Fragmento de lectura:
»»

Aguirre, el Magnífico

Artículo escrito por: Daniel Glez. Irala

A través de un fresco que informa de los últimos acontecimientos considerados históricos en España, el escritor valenciano Manuel Vicent nos habla de este personaje peculiar, a veces trasnochado, aristócrata, duque de Alba, introductor del pensamiento de la Escuela de Francfort en España, sacerdote o plutócrata. Existe cierta ironía en el retrato del personaje, en ese punto de vista desde el que se nos narra, por el que el personaje narrador, testigo de sus hazañas, es un don nadie que se convierte en un don alguien y el protagonista un don alguien que se convierte en lo contrario. Ignoramos si Vicent conoció a Jesús Aguirre, lo que me atrevo a decir es que ese esperpento valleinclanesco del que dice partir aparece demasiado velado (si es que lo hace). Se pretende, por tanto, vender ejemplares y mostrar un personaje más desde el dibujo que desde el compromiso ideológico y literario que suponemos al leer la contraportada; el humor aparece más en los títulos de los capítulos que en su desarrollo, llegando a sugerir historias muy bien contextualizadas y escritas con solvencia, sin llegar a adivinar el porqué de tanto malabarismo. Se supone que la idea es mezclar ficción y realidad o jugar a que estos parámetros son disímiles y, a la vez, parecidos.
Existe una flema; que quiere, pero no puede buscar raíces ideológicas en algo; el protagonista tiene poder económico y social e insisto, no es Max Estrella ni de lejos, sino un producto más de su época que de un destino lacerante, y como tal vivirá sus últimos días recluido en el Palacio de las Dueñas sevillano, acordándose de todo menos de los hermanos Machado.

Calificación: Deshonesto.
Tipo de lectura: Entretenida, simpática.
Tipo de lector: Que busque evasión.
Argumento: Crónica de una España ¿negra?.
Personajes: Todos y ninguno.
¿Dónde leerlo? Paseando por el Madrid de los Austrias, mientras hacemos dos o tres tonterías a la vez.

««

(Datos de análisis de la disposición de página)
»»

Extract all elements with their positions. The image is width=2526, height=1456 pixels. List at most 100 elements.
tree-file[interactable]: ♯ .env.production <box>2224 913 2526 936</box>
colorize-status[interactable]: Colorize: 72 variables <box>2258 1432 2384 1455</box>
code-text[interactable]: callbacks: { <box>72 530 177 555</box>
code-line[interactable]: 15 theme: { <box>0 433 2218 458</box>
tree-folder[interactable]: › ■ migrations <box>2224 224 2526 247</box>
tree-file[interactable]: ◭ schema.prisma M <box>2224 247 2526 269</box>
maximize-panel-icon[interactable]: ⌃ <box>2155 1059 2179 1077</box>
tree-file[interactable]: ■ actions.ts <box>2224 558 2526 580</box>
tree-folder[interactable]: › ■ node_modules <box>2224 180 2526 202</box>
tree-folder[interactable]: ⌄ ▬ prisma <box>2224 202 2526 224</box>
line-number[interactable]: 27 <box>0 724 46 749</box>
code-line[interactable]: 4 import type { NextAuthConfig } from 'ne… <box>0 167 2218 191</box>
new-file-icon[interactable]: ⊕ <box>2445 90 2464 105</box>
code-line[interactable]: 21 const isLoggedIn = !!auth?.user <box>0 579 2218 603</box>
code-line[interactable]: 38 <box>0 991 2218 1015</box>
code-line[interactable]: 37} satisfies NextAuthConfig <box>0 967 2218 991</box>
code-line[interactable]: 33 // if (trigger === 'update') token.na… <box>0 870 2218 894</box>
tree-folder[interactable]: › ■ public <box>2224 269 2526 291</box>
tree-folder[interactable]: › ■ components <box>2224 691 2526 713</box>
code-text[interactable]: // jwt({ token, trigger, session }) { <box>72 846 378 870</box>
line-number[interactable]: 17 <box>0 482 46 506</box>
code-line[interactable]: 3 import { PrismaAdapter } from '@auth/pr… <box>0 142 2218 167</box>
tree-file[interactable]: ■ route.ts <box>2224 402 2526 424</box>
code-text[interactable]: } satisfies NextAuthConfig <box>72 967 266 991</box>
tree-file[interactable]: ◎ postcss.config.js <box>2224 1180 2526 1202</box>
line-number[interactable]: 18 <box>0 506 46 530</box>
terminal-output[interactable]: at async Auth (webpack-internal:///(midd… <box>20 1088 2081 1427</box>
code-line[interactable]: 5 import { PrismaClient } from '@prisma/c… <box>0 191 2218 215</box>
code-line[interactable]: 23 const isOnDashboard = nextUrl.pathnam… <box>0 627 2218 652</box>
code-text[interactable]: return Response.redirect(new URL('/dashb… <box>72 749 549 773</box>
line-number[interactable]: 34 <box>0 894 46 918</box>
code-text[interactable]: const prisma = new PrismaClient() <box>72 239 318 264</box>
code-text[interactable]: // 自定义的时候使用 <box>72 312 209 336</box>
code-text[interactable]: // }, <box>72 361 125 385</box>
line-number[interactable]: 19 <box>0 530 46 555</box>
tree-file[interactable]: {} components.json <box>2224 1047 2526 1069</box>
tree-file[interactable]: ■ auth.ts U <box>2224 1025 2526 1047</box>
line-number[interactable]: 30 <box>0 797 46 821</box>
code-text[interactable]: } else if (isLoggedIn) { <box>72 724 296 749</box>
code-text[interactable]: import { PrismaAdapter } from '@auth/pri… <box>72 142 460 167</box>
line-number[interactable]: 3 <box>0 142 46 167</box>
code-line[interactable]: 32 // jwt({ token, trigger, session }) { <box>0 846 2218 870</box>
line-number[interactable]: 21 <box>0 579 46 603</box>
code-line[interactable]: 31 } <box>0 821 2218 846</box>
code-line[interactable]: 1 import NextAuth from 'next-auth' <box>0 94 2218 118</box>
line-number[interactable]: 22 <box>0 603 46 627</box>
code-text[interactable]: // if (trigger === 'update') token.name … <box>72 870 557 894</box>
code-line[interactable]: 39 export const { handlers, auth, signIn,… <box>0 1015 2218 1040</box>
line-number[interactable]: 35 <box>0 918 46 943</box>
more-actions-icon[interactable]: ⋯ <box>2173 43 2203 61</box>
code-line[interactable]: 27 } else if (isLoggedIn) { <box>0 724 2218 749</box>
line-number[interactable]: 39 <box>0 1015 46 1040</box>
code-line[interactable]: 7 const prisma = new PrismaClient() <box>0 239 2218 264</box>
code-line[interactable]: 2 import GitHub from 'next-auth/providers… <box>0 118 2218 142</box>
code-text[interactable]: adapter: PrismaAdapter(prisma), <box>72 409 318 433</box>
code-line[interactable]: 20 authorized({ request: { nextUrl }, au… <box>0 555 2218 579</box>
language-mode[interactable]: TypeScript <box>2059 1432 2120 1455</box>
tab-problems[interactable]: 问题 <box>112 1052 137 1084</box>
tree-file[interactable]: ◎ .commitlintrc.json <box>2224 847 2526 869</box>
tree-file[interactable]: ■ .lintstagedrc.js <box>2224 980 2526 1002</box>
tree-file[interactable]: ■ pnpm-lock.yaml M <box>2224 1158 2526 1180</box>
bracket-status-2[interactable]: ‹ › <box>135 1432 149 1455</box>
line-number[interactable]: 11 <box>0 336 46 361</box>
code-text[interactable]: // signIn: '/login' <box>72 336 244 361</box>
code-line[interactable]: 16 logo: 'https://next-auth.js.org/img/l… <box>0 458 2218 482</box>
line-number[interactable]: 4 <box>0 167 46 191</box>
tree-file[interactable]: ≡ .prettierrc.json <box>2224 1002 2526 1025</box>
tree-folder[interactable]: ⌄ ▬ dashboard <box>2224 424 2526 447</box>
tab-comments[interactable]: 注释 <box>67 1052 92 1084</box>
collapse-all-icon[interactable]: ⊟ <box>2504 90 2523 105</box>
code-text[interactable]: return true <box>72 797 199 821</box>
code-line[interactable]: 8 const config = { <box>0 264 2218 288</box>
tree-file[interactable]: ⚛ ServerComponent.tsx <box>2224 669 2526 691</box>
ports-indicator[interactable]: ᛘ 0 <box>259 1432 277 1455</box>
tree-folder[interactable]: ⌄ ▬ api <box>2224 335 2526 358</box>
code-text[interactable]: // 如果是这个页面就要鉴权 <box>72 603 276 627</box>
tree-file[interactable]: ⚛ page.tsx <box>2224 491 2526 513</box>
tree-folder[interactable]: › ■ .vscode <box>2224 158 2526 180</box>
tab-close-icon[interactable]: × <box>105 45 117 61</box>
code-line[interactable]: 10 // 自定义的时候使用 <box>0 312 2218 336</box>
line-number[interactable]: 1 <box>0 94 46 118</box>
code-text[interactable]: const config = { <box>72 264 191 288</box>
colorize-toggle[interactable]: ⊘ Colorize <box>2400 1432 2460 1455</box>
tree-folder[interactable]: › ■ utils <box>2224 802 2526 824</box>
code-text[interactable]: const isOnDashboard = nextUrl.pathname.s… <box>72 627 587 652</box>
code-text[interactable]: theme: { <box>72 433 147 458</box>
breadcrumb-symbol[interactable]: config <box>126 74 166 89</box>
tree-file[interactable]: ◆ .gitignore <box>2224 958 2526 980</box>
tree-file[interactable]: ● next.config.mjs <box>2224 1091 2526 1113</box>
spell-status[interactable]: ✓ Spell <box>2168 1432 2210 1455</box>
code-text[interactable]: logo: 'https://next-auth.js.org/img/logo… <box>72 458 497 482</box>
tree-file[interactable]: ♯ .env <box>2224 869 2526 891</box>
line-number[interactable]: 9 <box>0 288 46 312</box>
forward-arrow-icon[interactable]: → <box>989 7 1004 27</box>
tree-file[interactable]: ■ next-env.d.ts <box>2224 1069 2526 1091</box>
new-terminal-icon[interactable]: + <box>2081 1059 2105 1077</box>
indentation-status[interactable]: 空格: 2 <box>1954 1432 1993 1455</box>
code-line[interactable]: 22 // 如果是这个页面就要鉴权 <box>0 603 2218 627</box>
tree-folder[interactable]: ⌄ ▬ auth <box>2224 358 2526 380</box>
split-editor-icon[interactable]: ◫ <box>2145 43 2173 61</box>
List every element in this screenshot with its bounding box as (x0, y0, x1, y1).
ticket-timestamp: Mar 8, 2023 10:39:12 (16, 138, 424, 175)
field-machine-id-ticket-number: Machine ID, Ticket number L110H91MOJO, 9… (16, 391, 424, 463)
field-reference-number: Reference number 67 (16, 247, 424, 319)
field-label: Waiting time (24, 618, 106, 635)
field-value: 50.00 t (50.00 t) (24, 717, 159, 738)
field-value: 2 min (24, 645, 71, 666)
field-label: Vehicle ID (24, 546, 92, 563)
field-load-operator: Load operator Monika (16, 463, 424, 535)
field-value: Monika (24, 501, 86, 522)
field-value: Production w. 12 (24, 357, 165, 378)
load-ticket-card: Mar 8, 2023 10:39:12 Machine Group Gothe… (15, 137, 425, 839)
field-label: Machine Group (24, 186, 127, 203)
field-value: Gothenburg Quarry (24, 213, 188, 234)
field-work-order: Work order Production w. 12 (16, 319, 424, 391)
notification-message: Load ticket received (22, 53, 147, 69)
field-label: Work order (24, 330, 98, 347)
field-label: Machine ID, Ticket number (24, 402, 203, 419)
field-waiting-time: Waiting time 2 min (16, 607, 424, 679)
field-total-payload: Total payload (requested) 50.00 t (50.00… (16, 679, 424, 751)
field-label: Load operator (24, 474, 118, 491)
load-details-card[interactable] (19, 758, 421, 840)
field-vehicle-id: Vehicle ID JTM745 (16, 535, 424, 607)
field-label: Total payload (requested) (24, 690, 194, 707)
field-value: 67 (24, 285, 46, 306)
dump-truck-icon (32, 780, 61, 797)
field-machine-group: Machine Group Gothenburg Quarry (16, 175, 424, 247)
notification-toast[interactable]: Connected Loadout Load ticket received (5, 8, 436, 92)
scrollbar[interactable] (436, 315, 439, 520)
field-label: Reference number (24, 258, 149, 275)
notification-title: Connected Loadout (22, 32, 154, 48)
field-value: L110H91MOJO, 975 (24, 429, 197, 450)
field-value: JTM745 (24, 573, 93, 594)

««

Problema 1:
Responde a estas preguntas sobre la reseña:
(a) ¿Qué escritor valenciano firma la obra reseñada?
(b) ¿Dónde vivirá el protagonista sus últimos días?
(c) ¿Qué calificación recibe la obra?
Problema 2: Sustituye "Entretenida" por "Amena" en el fragmento de la reseña que comienza en "Calificación: Deshonesto." y termina en "tonterías a la vez.", y escribe el fragmento completo.

Solución propuesta 1:
(a) Manuel Vicent.
(b) Recluido en el Palacio de las Dueñas sevillano.
(c) Deshonesto.

Solución propuesta 2:
Calificación: Deshonesto.
Tipo de lectura: Amena, simpática.
Tipo de lector: Que busque evasión.
Argumento: Crónica de una España ¿negra?.
Personajes: Todos y ninguno.
¿Dónde leerlo? Paseando por el Madrid de los Austrias, mientras hacemos dos o tres tonterías a la vez.